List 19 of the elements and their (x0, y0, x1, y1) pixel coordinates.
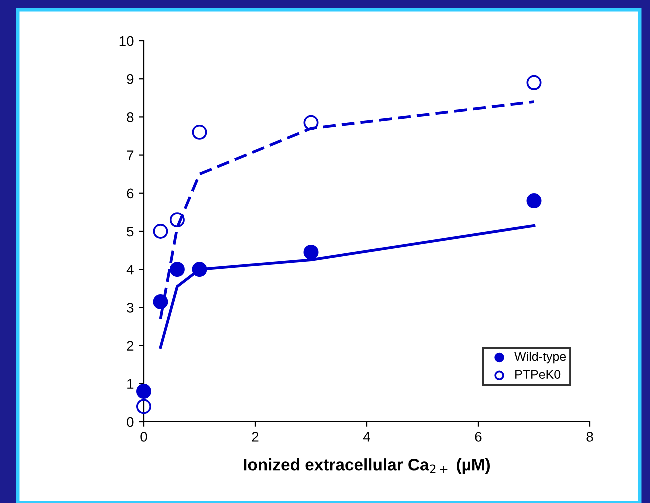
y-tick-label: 7 (127, 150, 134, 160)
y-tick-label: 0 (127, 417, 134, 428)
y-tick-label: 2 (127, 341, 134, 351)
y-tick-label: 8 (127, 112, 134, 122)
x-tick-label: 4 (363, 432, 370, 442)
y-tick-label: 10 (120, 36, 134, 46)
legend-label: Wild-type (514, 352, 566, 364)
x-axis-title: Ionized extracellular Ca$_{2+}$ (µM) (244, 458, 490, 474)
legend-label: PTPeK0 (516, 370, 561, 380)
y-tick-label: 9 (127, 74, 134, 84)
y-tick-label: 1 (128, 379, 134, 389)
y-tick-label: 6 (127, 188, 134, 199)
x-tick-label: 0 (140, 432, 148, 442)
x-tick-label: 2 (252, 432, 259, 442)
y-tick-label: 5 (127, 226, 134, 237)
x-tick-label: 8 (586, 432, 594, 442)
x-tick-label: 6 (475, 432, 482, 442)
y-tick-label: 3 (127, 303, 134, 313)
y-tick-label: 4 (126, 265, 134, 275)
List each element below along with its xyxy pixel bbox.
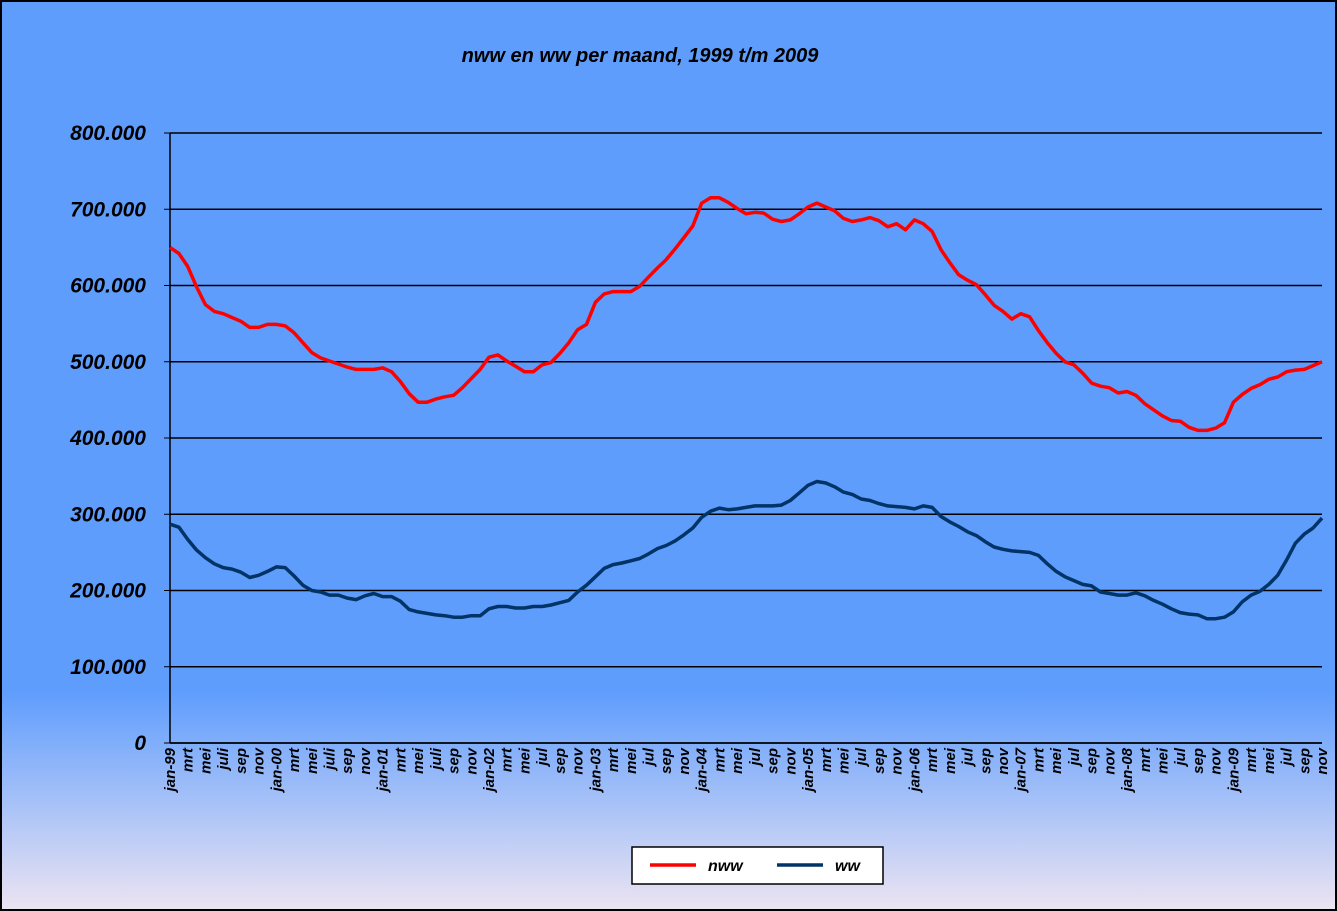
chart-title: nww en ww per maand, 1999 t/m 2009 (462, 45, 820, 67)
legend-label: ww (835, 858, 861, 875)
x-tick-label: sep (233, 748, 250, 774)
y-tick-label: 400.000 (69, 427, 146, 450)
x-tick-label: jan-04 (694, 747, 711, 793)
x-tick-label: mrt (499, 747, 516, 772)
x-tick-label: jul (960, 747, 977, 767)
x-tick-label: jan-07 (1013, 747, 1030, 793)
x-tick-label: sep (552, 748, 569, 774)
x-tick-label: jul (1172, 747, 1189, 767)
x-tick-label: nov (889, 746, 906, 774)
x-tick-label: mrt (286, 747, 303, 772)
x-tick-label: sep (1190, 748, 1207, 774)
x-tick-label: jan-99 (162, 747, 179, 793)
x-tick-label: mei (1048, 747, 1065, 774)
x-tick-label: nov (570, 746, 587, 774)
legend: nww ww (631, 846, 884, 885)
x-tick-label: mrt (711, 747, 728, 772)
x-tick-label: mei (1154, 747, 1171, 774)
x-tick-label: jul (853, 747, 870, 767)
x-tick-label: juli (322, 747, 339, 771)
x-tick-label: sep (765, 748, 782, 774)
x-tick-label: mrt (1030, 747, 1047, 772)
x-tick-label: mrt (818, 747, 835, 772)
x-tick-label: nov (782, 746, 799, 774)
x-tick-label: mrt (180, 747, 197, 772)
x-tick-label: jan-00 (268, 747, 285, 793)
x-tick-label: sep (977, 748, 994, 774)
x-tick-label: mei (942, 747, 959, 774)
x-tick-label: sep (871, 748, 888, 774)
x-tick-label: mrt (1243, 747, 1260, 772)
x-tick-label: jan-01 (375, 748, 392, 793)
x-tick-label: jul (747, 747, 764, 767)
x-tick-label: sep (1084, 748, 1101, 774)
x-tick-label: jan-05 (800, 747, 817, 793)
x-tick-label: juli (428, 747, 445, 771)
x-tick-label: mei (304, 747, 321, 774)
x-tick-label: sep (446, 748, 463, 774)
x-tick-label: juli (215, 747, 232, 771)
x-tick-label: nov (1208, 746, 1225, 774)
x-tick-label: jul (641, 747, 658, 767)
x-tick-label: nov (357, 746, 374, 774)
x-tick-label: mei (410, 747, 427, 774)
x-tick-label: jan-02 (481, 747, 498, 793)
x-tick-label: nov (1101, 746, 1118, 774)
series-line (169, 196, 1323, 433)
y-tick-label: 100.000 (70, 656, 146, 679)
x-tick-label: mrt (392, 747, 409, 772)
x-tick-label: jul (534, 747, 551, 767)
x-tick-label: sep (1296, 748, 1313, 774)
x-tick-label: sep (658, 748, 675, 774)
y-tick-label: 600.000 (70, 275, 146, 298)
x-tick-label: mrt (605, 747, 622, 772)
x-tick-label: nov (676, 746, 693, 774)
x-tick-label: mrt (924, 747, 941, 772)
y-tick-label: 800.000 (70, 122, 146, 145)
x-tick-label: jan-09 (1225, 747, 1242, 793)
x-tick-label: nov (1314, 746, 1331, 774)
x-tick-label: mei (729, 747, 746, 774)
x-tick-label: jul (1066, 747, 1083, 767)
y-tick-label: 300.000 (70, 503, 146, 526)
x-tick-label: nov (251, 746, 268, 774)
x-tick-label: mei (623, 747, 640, 774)
x-tick-label: mei (1261, 747, 1278, 774)
x-tick-label: mei (197, 747, 214, 774)
y-tick-label: 700.000 (70, 198, 146, 221)
y-tick-label: 0 (134, 732, 146, 755)
x-tick-label: nov (463, 746, 480, 774)
y-tick-label: 500.000 (70, 351, 146, 374)
x-tick-label: mei (835, 747, 852, 774)
x-tick-label: jan-06 (906, 747, 923, 793)
x-tick-label: sep (339, 748, 356, 774)
x-tick-label: mrt (1137, 747, 1154, 772)
x-tick-label: jul (1279, 747, 1296, 767)
y-tick-label: 200.000 (69, 580, 146, 603)
x-tick-label: jan-03 (587, 747, 604, 793)
series-line (169, 479, 1324, 621)
x-tick-label: jan-08 (1119, 747, 1136, 793)
x-tick-label: nov (995, 746, 1012, 774)
x-tick-label: mei (516, 747, 533, 774)
legend-label: nww (708, 858, 744, 875)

========================

◆ THE PROBLEM:
Please print every line of the listing above word for word, leaving out the pictures.

◆ THE OUTPUT:
List 19 of the elements and their (x0, y0, x1, y1) pixel coordinates.
y-tick-label: 7 (127, 150, 134, 160)
y-tick-label: 0 (127, 417, 134, 428)
y-tick-label: 2 (127, 341, 134, 351)
y-tick-label: 8 (127, 112, 134, 122)
x-tick-label: 4 (363, 432, 370, 442)
y-tick-label: 10 (120, 36, 134, 46)
legend-label: Wild-type (514, 352, 566, 364)
x-axis-title: Ionized extracellular Ca$_{2+}$ (µM) (244, 458, 490, 474)
legend-label: PTPeK0 (516, 370, 561, 380)
y-tick-label: 9 (127, 74, 134, 84)
y-tick-label: 1 (128, 379, 134, 389)
y-tick-label: 6 (127, 188, 134, 199)
x-tick-label: 0 (140, 432, 148, 442)
x-tick-label: 2 (252, 432, 259, 442)
y-tick-label: 5 (127, 226, 134, 237)
x-tick-label: 8 (586, 432, 594, 442)
x-tick-label: 6 (475, 432, 482, 442)
y-tick-label: 3 (127, 303, 134, 313)
y-tick-label: 4 (126, 265, 134, 275)
List each element below along with its xyxy pixel bbox.
chart-title: nww en ww per maand, 1999 t/m 2009 (462, 45, 820, 67)
legend-label: ww (835, 858, 861, 875)
x-tick-label: sep (233, 748, 250, 774)
y-tick-label: 400.000 (69, 427, 146, 450)
x-tick-label: jan-04 (694, 747, 711, 793)
x-tick-label: mrt (499, 747, 516, 772)
x-tick-label: jul (960, 747, 977, 767)
x-tick-label: jan-07 (1013, 747, 1030, 793)
x-tick-label: sep (552, 748, 569, 774)
x-tick-label: jul (1172, 747, 1189, 767)
x-tick-label: nov (889, 746, 906, 774)
x-tick-label: mrt (286, 747, 303, 772)
x-tick-label: sep (1190, 748, 1207, 774)
x-tick-label: jan-99 (162, 747, 179, 793)
x-tick-label: mei (1048, 747, 1065, 774)
x-tick-label: nov (570, 746, 587, 774)
legend: nww ww (631, 846, 884, 885)
x-tick-label: mrt (711, 747, 728, 772)
x-tick-label: mei (1154, 747, 1171, 774)
x-tick-label: jul (853, 747, 870, 767)
x-tick-label: juli (322, 747, 339, 771)
x-tick-label: sep (765, 748, 782, 774)
x-tick-label: mrt (1030, 747, 1047, 772)
x-tick-label: mrt (818, 747, 835, 772)
x-tick-label: nov (782, 746, 799, 774)
x-tick-label: mrt (180, 747, 197, 772)
x-tick-label: jan-00 (268, 747, 285, 793)
x-tick-label: sep (977, 748, 994, 774)
x-tick-label: mei (942, 747, 959, 774)
x-tick-label: sep (871, 748, 888, 774)
x-tick-label: mrt (1243, 747, 1260, 772)
x-tick-label: jan-01 (375, 748, 392, 793)
x-tick-label: jul (747, 747, 764, 767)
x-tick-label: sep (1084, 748, 1101, 774)
x-tick-label: jan-05 (800, 747, 817, 793)
x-tick-label: juli (428, 747, 445, 771)
x-tick-label: mei (304, 747, 321, 774)
x-tick-label: sep (446, 748, 463, 774)
x-tick-label: juli (215, 747, 232, 771)
x-tick-label: nov (1208, 746, 1225, 774)
x-tick-label: jul (641, 747, 658, 767)
x-tick-label: nov (357, 746, 374, 774)
x-tick-label: mei (410, 747, 427, 774)
x-tick-label: jan-02 (481, 747, 498, 793)
x-tick-label: nov (1101, 746, 1118, 774)
series-line (169, 196, 1323, 433)
y-tick-label: 100.000 (70, 656, 146, 679)
x-tick-label: mrt (392, 747, 409, 772)
x-tick-label: jul (534, 747, 551, 767)
x-tick-label: sep (1296, 748, 1313, 774)
x-tick-label: sep (658, 748, 675, 774)
y-tick-label: 600.000 (70, 275, 146, 298)
x-tick-label: mrt (605, 747, 622, 772)
x-tick-label: nov (676, 746, 693, 774)
x-tick-label: mrt (924, 747, 941, 772)
y-tick-label: 800.000 (70, 122, 146, 145)
x-tick-label: jan-09 (1225, 747, 1242, 793)
x-tick-label: nov (1314, 746, 1331, 774)
x-tick-label: mei (729, 747, 746, 774)
x-tick-label: jul (1066, 747, 1083, 767)
y-tick-label: 300.000 (70, 503, 146, 526)
x-tick-label: nov (251, 746, 268, 774)
x-tick-label: mei (623, 747, 640, 774)
x-tick-label: mei (1261, 747, 1278, 774)
x-tick-label: mei (197, 747, 214, 774)
y-tick-label: 700.000 (70, 198, 146, 221)
y-tick-label: 0 (134, 732, 146, 755)
x-tick-label: nov (463, 746, 480, 774)
y-tick-label: 500.000 (70, 351, 146, 374)
x-tick-label: mei (835, 747, 852, 774)
x-tick-label: jan-06 (906, 747, 923, 793)
x-tick-label: sep (339, 748, 356, 774)
x-tick-label: mrt (1137, 747, 1154, 772)
x-tick-label: jul (1279, 747, 1296, 767)
y-tick-label: 200.000 (69, 580, 146, 603)
x-tick-label: jan-03 (587, 747, 604, 793)
series-line (169, 479, 1324, 621)
x-tick-label: jan-08 (1119, 747, 1136, 793)
x-tick-label: nov (995, 746, 1012, 774)
x-tick-label: mei (516, 747, 533, 774)
legend-label: nww (708, 858, 744, 875)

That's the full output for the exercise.